● **Task goal**: A single figure is the whole answer: the number of lines in the records that contain "kommer".

=== Study material ===

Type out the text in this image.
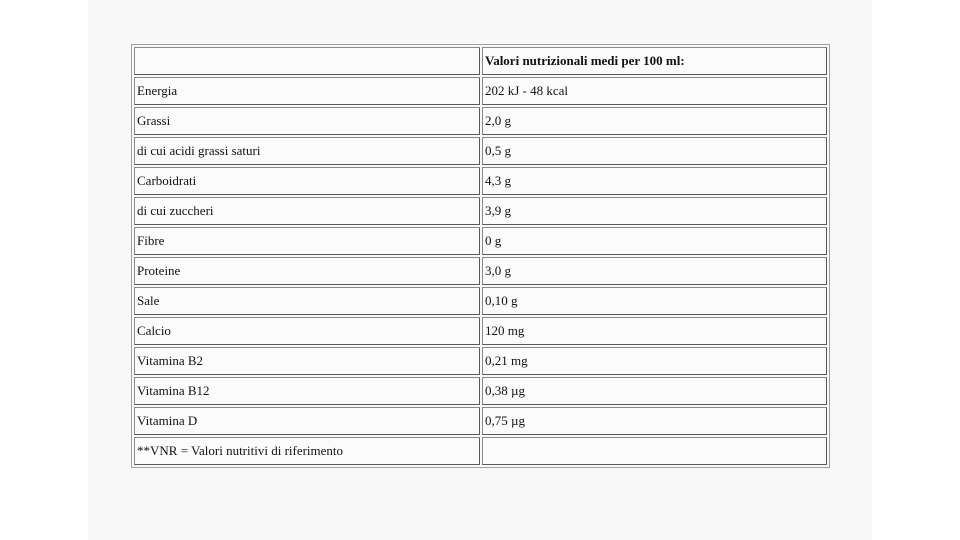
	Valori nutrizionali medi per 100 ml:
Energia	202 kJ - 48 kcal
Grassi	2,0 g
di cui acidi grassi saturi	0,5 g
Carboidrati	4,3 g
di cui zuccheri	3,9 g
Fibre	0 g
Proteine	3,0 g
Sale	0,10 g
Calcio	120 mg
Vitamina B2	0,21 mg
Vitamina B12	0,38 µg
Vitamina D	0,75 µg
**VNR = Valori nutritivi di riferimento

===
=== Study material ===

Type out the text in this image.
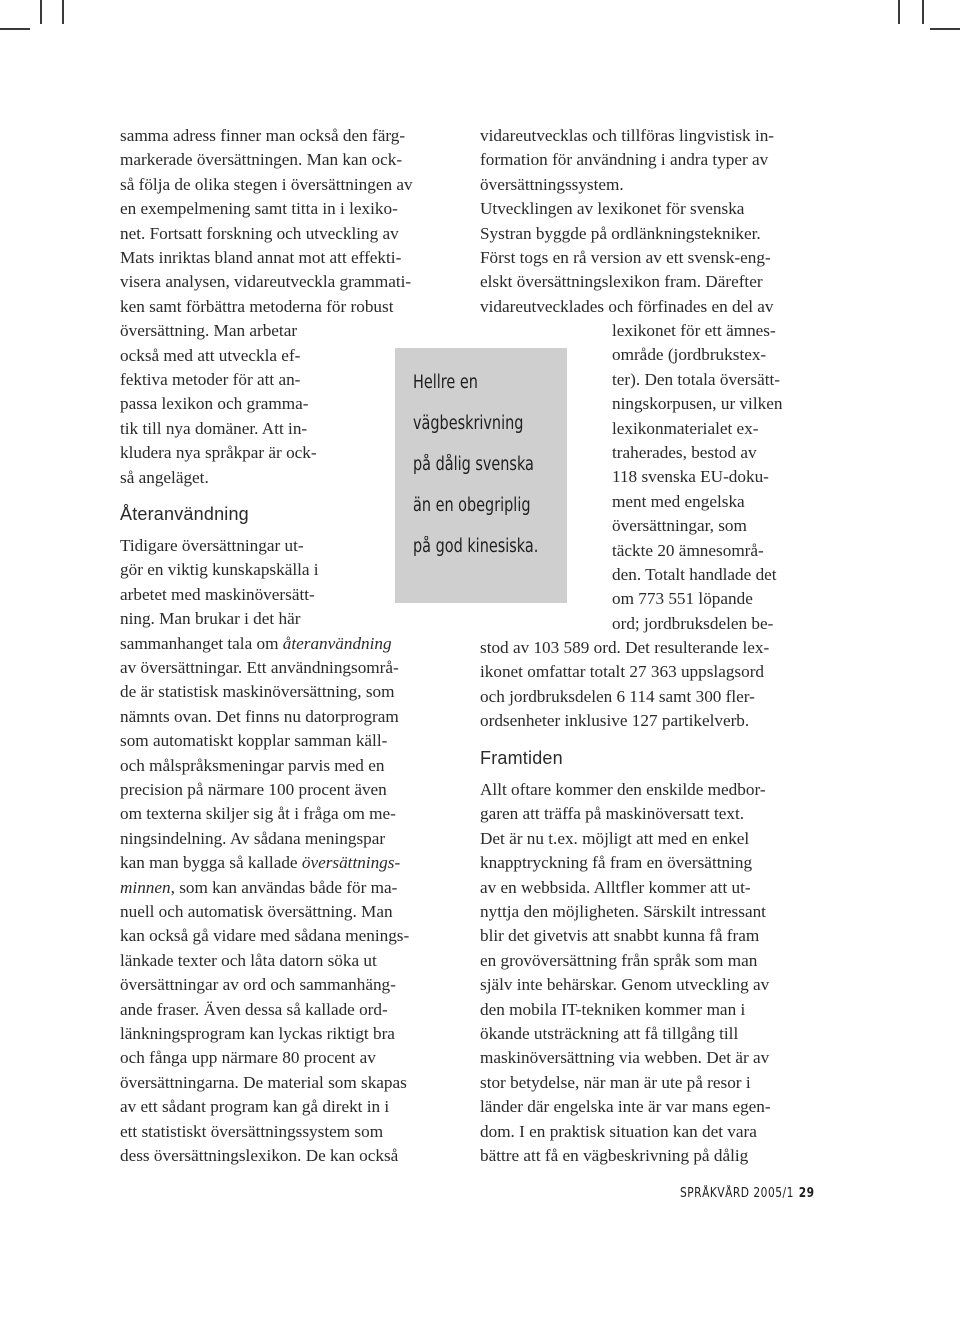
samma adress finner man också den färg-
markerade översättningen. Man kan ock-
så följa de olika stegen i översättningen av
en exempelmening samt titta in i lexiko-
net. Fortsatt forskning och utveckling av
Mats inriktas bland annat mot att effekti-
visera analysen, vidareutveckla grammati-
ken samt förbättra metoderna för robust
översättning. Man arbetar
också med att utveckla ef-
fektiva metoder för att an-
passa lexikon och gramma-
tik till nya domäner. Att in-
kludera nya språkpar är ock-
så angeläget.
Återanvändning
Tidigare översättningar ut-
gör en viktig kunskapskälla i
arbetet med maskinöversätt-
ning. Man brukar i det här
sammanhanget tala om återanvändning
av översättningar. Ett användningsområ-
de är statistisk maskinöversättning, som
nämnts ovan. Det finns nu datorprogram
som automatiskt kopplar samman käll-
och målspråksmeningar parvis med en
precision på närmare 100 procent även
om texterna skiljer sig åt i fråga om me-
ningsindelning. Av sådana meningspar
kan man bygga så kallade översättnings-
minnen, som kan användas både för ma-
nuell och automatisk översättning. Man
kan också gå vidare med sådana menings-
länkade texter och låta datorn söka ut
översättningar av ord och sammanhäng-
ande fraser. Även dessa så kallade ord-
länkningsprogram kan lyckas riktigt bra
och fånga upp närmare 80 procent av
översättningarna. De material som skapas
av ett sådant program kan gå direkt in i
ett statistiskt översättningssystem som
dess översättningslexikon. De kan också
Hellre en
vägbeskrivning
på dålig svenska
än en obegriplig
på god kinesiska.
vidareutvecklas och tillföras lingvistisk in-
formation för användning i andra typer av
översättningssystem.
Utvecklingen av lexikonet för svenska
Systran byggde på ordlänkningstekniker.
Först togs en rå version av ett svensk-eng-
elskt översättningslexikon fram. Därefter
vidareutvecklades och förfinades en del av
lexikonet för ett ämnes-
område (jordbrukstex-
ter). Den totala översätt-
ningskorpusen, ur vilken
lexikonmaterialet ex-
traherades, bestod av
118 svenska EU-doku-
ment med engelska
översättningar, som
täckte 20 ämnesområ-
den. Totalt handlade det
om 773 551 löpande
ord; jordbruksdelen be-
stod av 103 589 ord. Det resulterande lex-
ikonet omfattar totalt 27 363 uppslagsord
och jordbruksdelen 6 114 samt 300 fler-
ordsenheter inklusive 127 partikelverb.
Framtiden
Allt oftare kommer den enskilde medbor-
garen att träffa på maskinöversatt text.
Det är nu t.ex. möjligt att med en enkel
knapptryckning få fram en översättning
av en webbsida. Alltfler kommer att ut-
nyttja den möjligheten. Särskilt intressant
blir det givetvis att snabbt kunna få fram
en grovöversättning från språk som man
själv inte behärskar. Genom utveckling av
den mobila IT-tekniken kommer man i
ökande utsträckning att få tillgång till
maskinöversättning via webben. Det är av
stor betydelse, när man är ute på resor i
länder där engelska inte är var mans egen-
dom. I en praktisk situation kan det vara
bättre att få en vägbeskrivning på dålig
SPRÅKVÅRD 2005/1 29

===

● **Completed exercise**: 3